■ SUPPLIED RECORDS:
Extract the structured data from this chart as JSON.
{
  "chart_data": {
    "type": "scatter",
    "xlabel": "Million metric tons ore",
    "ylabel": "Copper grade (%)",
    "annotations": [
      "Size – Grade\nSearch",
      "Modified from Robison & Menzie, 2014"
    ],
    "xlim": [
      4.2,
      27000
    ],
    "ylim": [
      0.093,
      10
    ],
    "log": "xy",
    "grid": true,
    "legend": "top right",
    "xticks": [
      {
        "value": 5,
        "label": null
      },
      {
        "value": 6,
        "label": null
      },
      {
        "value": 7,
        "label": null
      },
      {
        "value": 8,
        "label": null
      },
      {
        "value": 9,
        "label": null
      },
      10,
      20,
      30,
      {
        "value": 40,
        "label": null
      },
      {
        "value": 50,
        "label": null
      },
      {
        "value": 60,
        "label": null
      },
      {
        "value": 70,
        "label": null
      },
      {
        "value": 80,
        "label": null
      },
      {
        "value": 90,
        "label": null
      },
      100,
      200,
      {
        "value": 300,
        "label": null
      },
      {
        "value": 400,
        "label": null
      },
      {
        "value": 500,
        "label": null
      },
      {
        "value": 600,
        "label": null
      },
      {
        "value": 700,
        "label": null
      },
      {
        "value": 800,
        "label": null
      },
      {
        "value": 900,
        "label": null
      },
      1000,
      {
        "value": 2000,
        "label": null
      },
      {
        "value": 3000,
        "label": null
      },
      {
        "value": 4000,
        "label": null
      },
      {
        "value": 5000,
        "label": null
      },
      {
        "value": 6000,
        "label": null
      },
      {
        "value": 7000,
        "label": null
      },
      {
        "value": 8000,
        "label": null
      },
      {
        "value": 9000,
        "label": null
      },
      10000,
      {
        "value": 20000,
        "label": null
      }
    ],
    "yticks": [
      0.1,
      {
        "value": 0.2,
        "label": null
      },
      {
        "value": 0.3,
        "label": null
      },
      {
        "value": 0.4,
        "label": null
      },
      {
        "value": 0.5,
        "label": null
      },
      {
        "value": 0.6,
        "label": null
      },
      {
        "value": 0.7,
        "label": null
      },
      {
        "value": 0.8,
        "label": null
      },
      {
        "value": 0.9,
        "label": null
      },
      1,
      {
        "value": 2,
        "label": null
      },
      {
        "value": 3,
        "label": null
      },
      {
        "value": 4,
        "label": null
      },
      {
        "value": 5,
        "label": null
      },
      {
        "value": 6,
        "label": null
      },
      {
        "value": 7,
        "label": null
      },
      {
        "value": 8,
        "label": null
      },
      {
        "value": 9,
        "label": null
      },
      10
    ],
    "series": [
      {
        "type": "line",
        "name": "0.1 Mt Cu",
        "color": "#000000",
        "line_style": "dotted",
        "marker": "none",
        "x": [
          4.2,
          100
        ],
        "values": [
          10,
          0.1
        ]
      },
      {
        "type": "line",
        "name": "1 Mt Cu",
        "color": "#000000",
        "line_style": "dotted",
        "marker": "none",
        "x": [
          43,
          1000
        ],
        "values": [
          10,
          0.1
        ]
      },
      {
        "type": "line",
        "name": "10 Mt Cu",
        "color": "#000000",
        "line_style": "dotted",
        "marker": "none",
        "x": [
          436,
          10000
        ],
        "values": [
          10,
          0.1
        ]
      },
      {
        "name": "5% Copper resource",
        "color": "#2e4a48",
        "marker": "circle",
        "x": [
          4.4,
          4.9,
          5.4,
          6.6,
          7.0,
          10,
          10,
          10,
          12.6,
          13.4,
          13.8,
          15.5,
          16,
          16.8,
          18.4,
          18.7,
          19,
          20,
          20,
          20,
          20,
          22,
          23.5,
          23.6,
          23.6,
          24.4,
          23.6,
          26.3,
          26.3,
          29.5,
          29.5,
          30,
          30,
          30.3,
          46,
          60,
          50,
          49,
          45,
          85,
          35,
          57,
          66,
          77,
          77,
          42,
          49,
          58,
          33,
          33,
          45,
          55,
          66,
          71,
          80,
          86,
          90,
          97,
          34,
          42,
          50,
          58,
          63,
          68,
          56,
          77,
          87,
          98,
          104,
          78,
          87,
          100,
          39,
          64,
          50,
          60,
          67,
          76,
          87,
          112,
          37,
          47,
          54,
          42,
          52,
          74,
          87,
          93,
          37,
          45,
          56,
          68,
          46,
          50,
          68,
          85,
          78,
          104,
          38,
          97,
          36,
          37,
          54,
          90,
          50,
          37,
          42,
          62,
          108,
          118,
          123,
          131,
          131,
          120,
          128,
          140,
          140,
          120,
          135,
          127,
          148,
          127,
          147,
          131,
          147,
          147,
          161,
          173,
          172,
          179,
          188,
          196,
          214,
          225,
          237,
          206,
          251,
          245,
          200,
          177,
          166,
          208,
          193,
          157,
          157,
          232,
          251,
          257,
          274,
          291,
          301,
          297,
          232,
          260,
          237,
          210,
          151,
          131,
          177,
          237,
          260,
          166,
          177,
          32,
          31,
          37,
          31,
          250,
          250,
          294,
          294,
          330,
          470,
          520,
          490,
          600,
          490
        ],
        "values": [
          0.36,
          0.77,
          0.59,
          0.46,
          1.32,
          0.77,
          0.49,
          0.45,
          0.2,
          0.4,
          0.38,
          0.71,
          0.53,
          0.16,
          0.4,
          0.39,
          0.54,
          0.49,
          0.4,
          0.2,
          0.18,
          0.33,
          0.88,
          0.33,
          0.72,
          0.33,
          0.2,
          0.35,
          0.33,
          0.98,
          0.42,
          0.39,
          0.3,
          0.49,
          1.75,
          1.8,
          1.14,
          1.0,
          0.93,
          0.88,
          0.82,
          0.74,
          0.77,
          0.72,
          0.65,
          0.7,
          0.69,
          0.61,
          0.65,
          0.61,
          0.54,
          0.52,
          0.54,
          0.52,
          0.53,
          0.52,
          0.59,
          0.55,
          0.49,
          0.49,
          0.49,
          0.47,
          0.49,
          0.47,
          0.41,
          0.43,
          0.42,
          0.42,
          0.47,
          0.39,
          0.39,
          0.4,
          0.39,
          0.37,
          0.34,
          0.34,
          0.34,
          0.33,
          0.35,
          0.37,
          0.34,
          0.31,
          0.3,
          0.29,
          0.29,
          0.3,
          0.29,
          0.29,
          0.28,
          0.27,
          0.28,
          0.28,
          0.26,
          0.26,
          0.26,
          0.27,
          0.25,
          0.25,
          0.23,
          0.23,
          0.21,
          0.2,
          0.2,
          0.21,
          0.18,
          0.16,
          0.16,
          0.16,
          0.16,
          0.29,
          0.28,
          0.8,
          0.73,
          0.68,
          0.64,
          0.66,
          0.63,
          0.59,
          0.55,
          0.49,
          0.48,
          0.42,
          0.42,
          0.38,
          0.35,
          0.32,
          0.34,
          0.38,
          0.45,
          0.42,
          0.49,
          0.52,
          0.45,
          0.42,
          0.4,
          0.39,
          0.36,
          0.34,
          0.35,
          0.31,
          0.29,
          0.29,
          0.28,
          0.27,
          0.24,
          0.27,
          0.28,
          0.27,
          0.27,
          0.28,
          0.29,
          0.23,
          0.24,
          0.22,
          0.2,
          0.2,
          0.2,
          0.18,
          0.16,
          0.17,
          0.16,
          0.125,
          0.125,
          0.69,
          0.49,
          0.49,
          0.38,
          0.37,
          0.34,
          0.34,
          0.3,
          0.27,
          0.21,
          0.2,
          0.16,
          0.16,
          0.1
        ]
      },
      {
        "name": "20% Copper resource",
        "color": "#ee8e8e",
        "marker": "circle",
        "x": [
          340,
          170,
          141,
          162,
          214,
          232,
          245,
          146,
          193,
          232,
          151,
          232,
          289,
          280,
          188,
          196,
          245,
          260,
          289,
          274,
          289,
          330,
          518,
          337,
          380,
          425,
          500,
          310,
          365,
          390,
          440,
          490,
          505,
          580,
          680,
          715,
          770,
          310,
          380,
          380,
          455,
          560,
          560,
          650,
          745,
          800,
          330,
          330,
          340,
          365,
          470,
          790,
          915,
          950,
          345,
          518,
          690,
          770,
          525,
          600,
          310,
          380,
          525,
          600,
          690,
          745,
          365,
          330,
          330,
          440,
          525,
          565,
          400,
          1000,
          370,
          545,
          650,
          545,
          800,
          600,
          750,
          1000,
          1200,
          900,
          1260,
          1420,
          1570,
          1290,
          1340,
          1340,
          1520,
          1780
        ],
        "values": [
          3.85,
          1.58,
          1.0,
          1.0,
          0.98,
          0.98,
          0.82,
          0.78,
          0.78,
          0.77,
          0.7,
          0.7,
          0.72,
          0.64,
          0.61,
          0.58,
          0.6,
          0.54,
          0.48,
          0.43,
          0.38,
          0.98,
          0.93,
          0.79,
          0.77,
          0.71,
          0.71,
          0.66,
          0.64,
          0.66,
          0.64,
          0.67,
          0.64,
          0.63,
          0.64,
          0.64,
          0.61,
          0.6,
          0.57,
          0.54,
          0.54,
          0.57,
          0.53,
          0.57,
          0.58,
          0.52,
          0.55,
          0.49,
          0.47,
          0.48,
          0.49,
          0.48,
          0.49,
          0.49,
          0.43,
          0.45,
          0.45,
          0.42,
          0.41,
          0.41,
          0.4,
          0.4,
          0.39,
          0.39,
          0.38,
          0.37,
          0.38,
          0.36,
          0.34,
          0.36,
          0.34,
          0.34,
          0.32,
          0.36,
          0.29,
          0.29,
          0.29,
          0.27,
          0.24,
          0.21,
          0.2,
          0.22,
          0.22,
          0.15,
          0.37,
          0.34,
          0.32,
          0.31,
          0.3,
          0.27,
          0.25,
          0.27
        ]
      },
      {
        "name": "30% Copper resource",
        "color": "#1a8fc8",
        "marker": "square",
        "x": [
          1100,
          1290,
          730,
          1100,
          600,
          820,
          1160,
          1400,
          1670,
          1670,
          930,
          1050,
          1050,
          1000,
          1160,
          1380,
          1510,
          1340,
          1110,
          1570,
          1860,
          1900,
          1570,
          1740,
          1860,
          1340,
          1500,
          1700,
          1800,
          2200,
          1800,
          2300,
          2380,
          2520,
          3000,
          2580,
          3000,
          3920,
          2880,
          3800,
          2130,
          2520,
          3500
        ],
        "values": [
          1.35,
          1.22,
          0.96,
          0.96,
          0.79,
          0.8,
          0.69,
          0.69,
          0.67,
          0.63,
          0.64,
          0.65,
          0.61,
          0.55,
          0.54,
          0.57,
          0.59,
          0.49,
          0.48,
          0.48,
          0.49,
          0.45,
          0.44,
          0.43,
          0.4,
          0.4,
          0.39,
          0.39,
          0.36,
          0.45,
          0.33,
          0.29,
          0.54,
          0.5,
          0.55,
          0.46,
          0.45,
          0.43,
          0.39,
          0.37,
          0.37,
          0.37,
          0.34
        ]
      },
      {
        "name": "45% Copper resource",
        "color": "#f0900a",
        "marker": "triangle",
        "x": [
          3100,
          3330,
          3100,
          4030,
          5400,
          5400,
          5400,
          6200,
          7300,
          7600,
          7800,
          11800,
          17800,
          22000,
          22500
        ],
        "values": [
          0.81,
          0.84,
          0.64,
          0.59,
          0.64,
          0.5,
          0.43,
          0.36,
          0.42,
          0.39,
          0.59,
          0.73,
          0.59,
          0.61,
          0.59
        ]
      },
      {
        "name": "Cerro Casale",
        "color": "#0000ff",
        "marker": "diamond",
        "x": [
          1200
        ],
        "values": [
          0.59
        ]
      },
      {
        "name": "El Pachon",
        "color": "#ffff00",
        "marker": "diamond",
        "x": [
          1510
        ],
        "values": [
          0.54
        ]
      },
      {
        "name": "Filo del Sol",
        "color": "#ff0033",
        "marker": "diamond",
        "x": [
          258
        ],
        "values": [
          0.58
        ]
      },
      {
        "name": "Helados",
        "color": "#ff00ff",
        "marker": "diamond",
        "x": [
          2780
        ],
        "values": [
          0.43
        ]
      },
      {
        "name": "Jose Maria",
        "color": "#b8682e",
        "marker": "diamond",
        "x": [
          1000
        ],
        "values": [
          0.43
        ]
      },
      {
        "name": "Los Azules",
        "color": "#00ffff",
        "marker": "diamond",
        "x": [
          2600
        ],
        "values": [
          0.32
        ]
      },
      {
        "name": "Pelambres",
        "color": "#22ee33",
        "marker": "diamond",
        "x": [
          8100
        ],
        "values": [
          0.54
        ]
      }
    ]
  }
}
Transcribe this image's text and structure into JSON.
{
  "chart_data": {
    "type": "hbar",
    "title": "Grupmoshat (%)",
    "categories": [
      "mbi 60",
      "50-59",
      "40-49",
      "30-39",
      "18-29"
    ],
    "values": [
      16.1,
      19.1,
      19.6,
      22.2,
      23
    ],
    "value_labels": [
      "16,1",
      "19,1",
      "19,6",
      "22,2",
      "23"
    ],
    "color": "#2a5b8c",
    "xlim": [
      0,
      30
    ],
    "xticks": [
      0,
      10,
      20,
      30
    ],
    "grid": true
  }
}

■ TASK INSTRUCTIONS:
Write the lines out verbatim, from the one with "Transcribe this image's" through the last line of the entries, and stop there.

■ CORRECT OUTPUT:
Transcribe this image's text and structure into JSON.
{
  "chart_data": {
    "type": "hbar",
    "title": "Grupmoshat (%)",
    "categories": [
      "mbi 60",
      "50-59",
      "40-49",
      "30-39",
      "18-29"
    ],
    "values": [
      16.1,
      19.1,
      19.6,
      22.2,
      23
    ],
    "value_labels": [
      "16,1",
      "19,1",
      "19,6",
      "22,2",
      "23"
    ],
    "color": "#2a5b8c",
    "xlim": [
      0,
      30
    ],
    "xticks": [
      0,
      10,
      20,
      30
    ],
    "grid": true
  }
}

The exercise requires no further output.